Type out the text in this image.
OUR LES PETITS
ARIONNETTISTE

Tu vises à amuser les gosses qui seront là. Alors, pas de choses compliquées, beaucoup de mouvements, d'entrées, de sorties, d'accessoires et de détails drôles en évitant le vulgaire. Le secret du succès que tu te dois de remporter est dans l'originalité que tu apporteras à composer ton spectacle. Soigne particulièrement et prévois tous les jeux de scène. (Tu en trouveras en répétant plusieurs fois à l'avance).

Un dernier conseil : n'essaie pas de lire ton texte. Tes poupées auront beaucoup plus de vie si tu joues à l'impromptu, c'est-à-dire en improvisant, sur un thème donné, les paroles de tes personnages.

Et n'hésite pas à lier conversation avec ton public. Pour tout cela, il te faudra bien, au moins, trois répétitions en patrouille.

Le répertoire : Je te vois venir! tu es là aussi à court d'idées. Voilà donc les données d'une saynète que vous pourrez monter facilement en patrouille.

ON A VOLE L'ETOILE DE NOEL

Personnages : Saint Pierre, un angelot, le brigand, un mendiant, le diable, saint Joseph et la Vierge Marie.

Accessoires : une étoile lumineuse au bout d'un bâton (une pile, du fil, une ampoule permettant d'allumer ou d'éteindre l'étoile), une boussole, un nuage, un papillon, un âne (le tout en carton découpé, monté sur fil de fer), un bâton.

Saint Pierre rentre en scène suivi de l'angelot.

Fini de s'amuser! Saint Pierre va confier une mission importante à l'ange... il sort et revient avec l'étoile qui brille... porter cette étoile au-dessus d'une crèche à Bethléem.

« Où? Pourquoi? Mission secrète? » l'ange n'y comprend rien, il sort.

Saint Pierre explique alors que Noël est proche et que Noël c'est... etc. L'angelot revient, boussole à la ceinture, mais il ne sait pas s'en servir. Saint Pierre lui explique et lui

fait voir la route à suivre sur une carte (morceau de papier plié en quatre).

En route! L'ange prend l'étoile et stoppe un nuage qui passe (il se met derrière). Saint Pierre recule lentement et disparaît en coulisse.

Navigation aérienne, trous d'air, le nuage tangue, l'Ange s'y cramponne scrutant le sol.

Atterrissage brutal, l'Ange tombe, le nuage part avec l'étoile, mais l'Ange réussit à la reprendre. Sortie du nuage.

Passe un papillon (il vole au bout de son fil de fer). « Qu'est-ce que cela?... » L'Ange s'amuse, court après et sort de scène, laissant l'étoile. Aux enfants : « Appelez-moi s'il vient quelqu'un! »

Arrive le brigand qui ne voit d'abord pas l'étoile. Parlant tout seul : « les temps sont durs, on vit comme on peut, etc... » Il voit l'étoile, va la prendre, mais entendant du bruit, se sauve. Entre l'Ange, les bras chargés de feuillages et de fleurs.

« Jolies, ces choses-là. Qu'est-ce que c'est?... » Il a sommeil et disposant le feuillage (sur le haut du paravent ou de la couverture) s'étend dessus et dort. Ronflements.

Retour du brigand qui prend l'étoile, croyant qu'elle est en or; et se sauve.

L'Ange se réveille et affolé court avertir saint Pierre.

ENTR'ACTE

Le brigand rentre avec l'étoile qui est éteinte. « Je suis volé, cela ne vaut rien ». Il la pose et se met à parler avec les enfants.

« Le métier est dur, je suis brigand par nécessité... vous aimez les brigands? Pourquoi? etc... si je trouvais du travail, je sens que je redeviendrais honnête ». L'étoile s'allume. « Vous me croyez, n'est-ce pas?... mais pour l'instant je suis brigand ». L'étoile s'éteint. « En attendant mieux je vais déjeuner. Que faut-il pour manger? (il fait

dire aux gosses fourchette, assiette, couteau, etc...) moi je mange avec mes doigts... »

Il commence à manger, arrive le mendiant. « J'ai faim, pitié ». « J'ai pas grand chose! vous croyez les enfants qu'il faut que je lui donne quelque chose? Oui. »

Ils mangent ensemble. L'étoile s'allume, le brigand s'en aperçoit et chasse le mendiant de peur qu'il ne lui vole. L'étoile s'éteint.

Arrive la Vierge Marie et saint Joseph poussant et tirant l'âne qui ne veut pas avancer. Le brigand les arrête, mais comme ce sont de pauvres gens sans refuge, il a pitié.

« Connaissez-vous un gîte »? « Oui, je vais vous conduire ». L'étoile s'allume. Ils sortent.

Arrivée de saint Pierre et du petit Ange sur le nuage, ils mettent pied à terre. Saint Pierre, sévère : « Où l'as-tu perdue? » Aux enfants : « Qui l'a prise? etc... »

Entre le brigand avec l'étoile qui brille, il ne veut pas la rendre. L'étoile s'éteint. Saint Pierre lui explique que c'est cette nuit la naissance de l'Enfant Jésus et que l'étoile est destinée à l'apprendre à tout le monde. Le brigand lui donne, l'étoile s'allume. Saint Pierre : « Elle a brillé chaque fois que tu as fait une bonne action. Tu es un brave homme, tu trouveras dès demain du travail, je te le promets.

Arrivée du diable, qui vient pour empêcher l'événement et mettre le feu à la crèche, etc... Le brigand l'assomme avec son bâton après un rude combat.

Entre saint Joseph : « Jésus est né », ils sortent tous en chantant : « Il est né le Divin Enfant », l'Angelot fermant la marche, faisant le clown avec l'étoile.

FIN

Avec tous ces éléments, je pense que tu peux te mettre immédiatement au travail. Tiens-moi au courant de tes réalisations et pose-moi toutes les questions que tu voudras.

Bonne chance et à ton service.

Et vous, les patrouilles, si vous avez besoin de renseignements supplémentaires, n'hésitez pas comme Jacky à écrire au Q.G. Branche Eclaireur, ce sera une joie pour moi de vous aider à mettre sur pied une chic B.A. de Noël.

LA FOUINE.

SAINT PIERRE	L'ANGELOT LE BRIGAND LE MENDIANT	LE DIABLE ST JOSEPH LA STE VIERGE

- [WORK TO COMPLETE]: Show the lines of the data that hold the word "dire".

- [TASK ANSWER]:
Un dernier conseil : n'essaie pas de lire ton texte. Tes poupées auront beaucoup plus de vie si tu joues à l'impromptu, c'est-à-dire en improvisant, sur un thème donné, les paroles de tes personnages.
dire aux gosses fourchette, assiette, couteau, etc...) moi je mange avec mes doigts... »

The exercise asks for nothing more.